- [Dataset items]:
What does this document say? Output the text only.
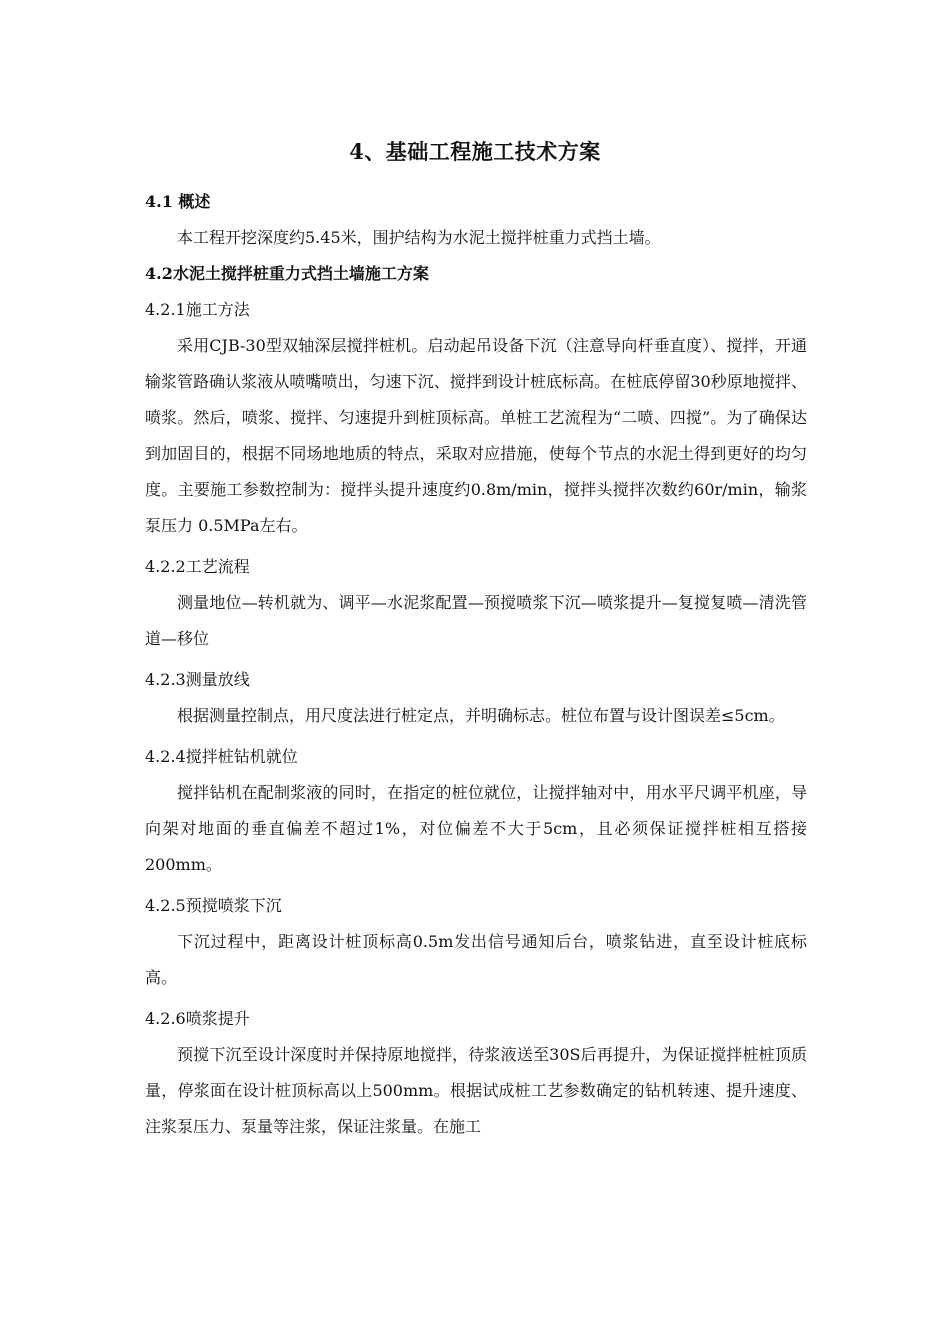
4、基础工程施工技术方案
4.1 概述
本工程开挖深度约5.45米，围护结构为水泥土搅拌桩重力式挡土墙。
4.2水泥土搅拌桩重力式挡土墙施工方案
4.2.1施工方法
采用CJB-30型双轴深层搅拌桩机。启动起吊设备下沉（注意导向杆垂直度）、搅拌，开通输浆管路确认浆液从喷嘴喷出，匀速下沉、搅拌到设计桩底标高。在桩底停留30秒原地搅拌、喷浆。然后，喷浆、搅拌、匀速提升到桩顶标高。单桩工艺流程为“二喷、四搅”。为了确保达到加固目的，根据不同场地地质的特点，采取对应措施，使每个节点的水泥土得到更好的均匀度。主要施工参数控制为：搅拌头提升速度约0.8m/min，搅拌头搅拌次数约60r/min，输浆泵压力 0.5MPa左右。
4.2.2工艺流程
测量地位—转机就为、调平—水泥浆配置—预搅喷浆下沉—喷浆提升—复搅复喷—清洗管道—移位
4.2.3测量放线
根据测量控制点，用尺度法进行桩定点，并明确标志。桩位布置与设计图误差≤5cm。
4.2.4搅拌桩钻机就位
搅拌钻机在配制浆液的同时，在指定的桩位就位，让搅拌轴对中，用水平尺调平机座，导向架对地面的垂直偏差不超过1%，对位偏差不大于5cm，且必须保证搅拌桩相互搭接200mm。
4.2.5预搅喷浆下沉
下沉过程中，距离设计桩顶标高0.5m发出信号通知后台，喷浆钻进，直至设计桩底标高。
4.2.6喷浆提升
预搅下沉至设计深度时并保持原地搅拌，待浆液送至30S后再提升，为保证搅拌桩桩顶质量，停浆面在设计桩顶标高以上500mm。根据试成桩工艺参数确定的钻机转速、提升速度、注浆泵压力、泵量等注浆，保证注浆量。在施工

- [WHAT IS BEING ASKED]: Set the data above down again exactly as given, with no pictures.

- [THE OUTPUT]:
What does this document say? Output the text only.
4、基础工程施工技术方案
4.1 概述
本工程开挖深度约5.45米，围护结构为水泥土搅拌桩重力式挡土墙。
4.2水泥土搅拌桩重力式挡土墙施工方案
4.2.1施工方法
采用CJB-30型双轴深层搅拌桩机。启动起吊设备下沉（注意导向杆垂直度）、搅拌，开通输浆管路确认浆液从喷嘴喷出，匀速下沉、搅拌到设计桩底标高。在桩底停留30秒原地搅拌、喷浆。然后，喷浆、搅拌、匀速提升到桩顶标高。单桩工艺流程为“二喷、四搅”。为了确保达到加固目的，根据不同场地地质的特点，采取对应措施，使每个节点的水泥土得到更好的均匀度。主要施工参数控制为：搅拌头提升速度约0.8m/min，搅拌头搅拌次数约60r/min，输浆泵压力 0.5MPa左右。
4.2.2工艺流程
测量地位—转机就为、调平—水泥浆配置—预搅喷浆下沉—喷浆提升—复搅复喷—清洗管道—移位
4.2.3测量放线
根据测量控制点，用尺度法进行桩定点，并明确标志。桩位布置与设计图误差≤5cm。
4.2.4搅拌桩钻机就位
搅拌钻机在配制浆液的同时，在指定的桩位就位，让搅拌轴对中，用水平尺调平机座，导向架对地面的垂直偏差不超过1%，对位偏差不大于5cm，且必须保证搅拌桩相互搭接200mm。
4.2.5预搅喷浆下沉
下沉过程中，距离设计桩顶标高0.5m发出信号通知后台，喷浆钻进，直至设计桩底标高。
4.2.6喷浆提升
预搅下沉至设计深度时并保持原地搅拌，待浆液送至30S后再提升，为保证搅拌桩桩顶质量，停浆面在设计桩顶标高以上500mm。根据试成桩工艺参数确定的钻机转速、提升速度、注浆泵压力、泵量等注浆，保证注浆量。在施工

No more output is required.